Reproduce each line of the listing exactly.

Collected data
┏━━
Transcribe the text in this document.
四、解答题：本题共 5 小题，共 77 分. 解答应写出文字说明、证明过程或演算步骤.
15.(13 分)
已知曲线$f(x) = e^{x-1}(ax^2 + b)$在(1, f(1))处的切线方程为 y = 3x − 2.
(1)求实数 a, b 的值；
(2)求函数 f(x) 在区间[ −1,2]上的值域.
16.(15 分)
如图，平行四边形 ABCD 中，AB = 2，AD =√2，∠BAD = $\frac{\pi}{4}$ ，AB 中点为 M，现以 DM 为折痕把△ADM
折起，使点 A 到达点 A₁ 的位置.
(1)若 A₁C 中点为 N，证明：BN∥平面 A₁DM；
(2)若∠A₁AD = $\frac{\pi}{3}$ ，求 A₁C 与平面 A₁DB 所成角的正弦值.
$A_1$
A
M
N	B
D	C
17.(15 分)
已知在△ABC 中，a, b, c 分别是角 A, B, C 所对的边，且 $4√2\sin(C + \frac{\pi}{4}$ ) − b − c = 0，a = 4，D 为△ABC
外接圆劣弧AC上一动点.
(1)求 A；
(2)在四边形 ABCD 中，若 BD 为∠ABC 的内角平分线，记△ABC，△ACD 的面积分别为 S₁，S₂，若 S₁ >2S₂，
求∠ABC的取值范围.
┗━━
- _RESPONSE TO THIS TASK_
Transcribe the text in this document.
四、解答题：本题共 5 小题，共 77 分. 解答应写出文字说明、证明过程或演算步骤.
15.(13 分)
已知曲线$f(x) = e^{x-1}(ax^2 + b)$在(1, f(1))处的切线方程为 y = 3x − 2.
(1)求实数 a, b 的值；
(2)求函数 f(x) 在区间[ −1,2]上的值域.
16.(15 分)
如图，平行四边形 ABCD 中，AB = 2，AD =√2，∠BAD = $\frac{\pi}{4}$ ，AB 中点为 M，现以 DM 为折痕把△ADM
折起，使点 A 到达点 A₁ 的位置.
(1)若 A₁C 中点为 N，证明：BN∥平面 A₁DM；
(2)若∠A₁AD = $\frac{\pi}{3}$ ，求 A₁C 与平面 A₁DB 所成角的正弦值.
$A_1$
A
M
N	B
D	C
17.(15 分)
已知在△ABC 中，a, b, c 分别是角 A, B, C 所对的边，且 $4√2\sin(C + \frac{\pi}{4}$ ) − b − c = 0，a = 4，D 为△ABC
外接圆劣弧AC上一动点.
(1)求 A；
(2)在四边形 ABCD 中，若 BD 为∠ABC 的内角平分线，记△ABC，△ACD 的面积分别为 S₁，S₂，若 S₁ >2S₂，
求∠ABC的取值范围.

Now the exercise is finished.